* [Task prompt]
Give the listing again character for character, but drop the images.

[Records from a collection]
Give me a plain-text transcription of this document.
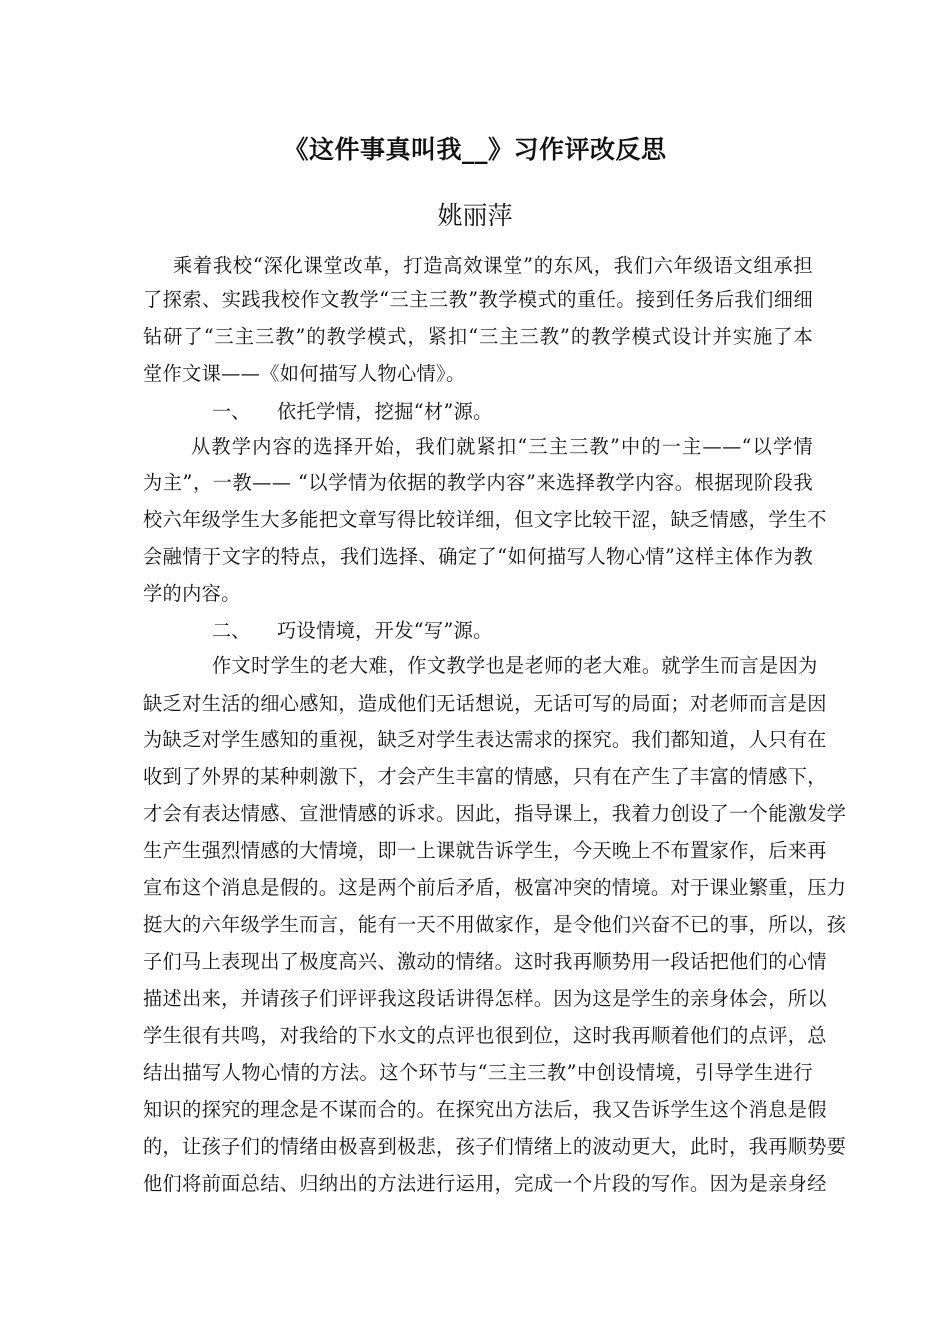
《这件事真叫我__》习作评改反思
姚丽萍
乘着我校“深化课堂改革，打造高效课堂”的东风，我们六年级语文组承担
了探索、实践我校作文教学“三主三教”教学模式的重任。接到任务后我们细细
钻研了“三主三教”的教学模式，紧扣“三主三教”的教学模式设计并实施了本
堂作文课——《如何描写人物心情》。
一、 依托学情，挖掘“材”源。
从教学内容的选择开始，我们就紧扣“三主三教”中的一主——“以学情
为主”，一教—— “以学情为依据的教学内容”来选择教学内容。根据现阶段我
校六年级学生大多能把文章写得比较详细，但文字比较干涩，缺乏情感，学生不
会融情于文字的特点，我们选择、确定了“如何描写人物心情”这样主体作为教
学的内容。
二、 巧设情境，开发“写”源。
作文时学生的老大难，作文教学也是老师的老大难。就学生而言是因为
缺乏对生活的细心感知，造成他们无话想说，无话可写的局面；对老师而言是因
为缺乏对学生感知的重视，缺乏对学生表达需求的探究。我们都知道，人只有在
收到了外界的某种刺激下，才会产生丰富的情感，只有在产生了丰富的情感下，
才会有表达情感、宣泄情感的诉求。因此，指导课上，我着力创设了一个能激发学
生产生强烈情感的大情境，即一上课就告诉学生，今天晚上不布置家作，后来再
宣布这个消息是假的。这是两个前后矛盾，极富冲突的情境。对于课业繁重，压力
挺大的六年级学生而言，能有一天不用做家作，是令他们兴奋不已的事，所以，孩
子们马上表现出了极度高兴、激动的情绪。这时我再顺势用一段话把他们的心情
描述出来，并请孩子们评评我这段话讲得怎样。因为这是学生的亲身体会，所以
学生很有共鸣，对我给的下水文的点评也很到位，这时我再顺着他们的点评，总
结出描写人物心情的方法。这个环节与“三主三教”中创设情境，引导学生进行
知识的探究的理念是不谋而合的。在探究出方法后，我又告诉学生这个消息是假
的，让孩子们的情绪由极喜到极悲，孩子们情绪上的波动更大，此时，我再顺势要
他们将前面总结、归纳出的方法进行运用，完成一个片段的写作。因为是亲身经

* [Final result]
Give me a plain-text transcription of this document.
《这件事真叫我__》习作评改反思
姚丽萍
乘着我校“深化课堂改革，打造高效课堂”的东风，我们六年级语文组承担
了探索、实践我校作文教学“三主三教”教学模式的重任。接到任务后我们细细
钻研了“三主三教”的教学模式，紧扣“三主三教”的教学模式设计并实施了本
堂作文课——《如何描写人物心情》。
一、 依托学情，挖掘“材”源。
从教学内容的选择开始，我们就紧扣“三主三教”中的一主——“以学情
为主”，一教—— “以学情为依据的教学内容”来选择教学内容。根据现阶段我
校六年级学生大多能把文章写得比较详细，但文字比较干涩，缺乏情感，学生不
会融情于文字的特点，我们选择、确定了“如何描写人物心情”这样主体作为教
学的内容。
二、 巧设情境，开发“写”源。
作文时学生的老大难，作文教学也是老师的老大难。就学生而言是因为
缺乏对生活的细心感知，造成他们无话想说，无话可写的局面；对老师而言是因
为缺乏对学生感知的重视，缺乏对学生表达需求的探究。我们都知道，人只有在
收到了外界的某种刺激下，才会产生丰富的情感，只有在产生了丰富的情感下，
才会有表达情感、宣泄情感的诉求。因此，指导课上，我着力创设了一个能激发学
生产生强烈情感的大情境，即一上课就告诉学生，今天晚上不布置家作，后来再
宣布这个消息是假的。这是两个前后矛盾，极富冲突的情境。对于课业繁重，压力
挺大的六年级学生而言，能有一天不用做家作，是令他们兴奋不已的事，所以，孩
子们马上表现出了极度高兴、激动的情绪。这时我再顺势用一段话把他们的心情
描述出来，并请孩子们评评我这段话讲得怎样。因为这是学生的亲身体会，所以
学生很有共鸣，对我给的下水文的点评也很到位，这时我再顺着他们的点评，总
结出描写人物心情的方法。这个环节与“三主三教”中创设情境，引导学生进行
知识的探究的理念是不谋而合的。在探究出方法后，我又告诉学生这个消息是假
的，让孩子们的情绪由极喜到极悲，孩子们情绪上的波动更大，此时，我再顺势要
他们将前面总结、归纳出的方法进行运用，完成一个片段的写作。因为是亲身经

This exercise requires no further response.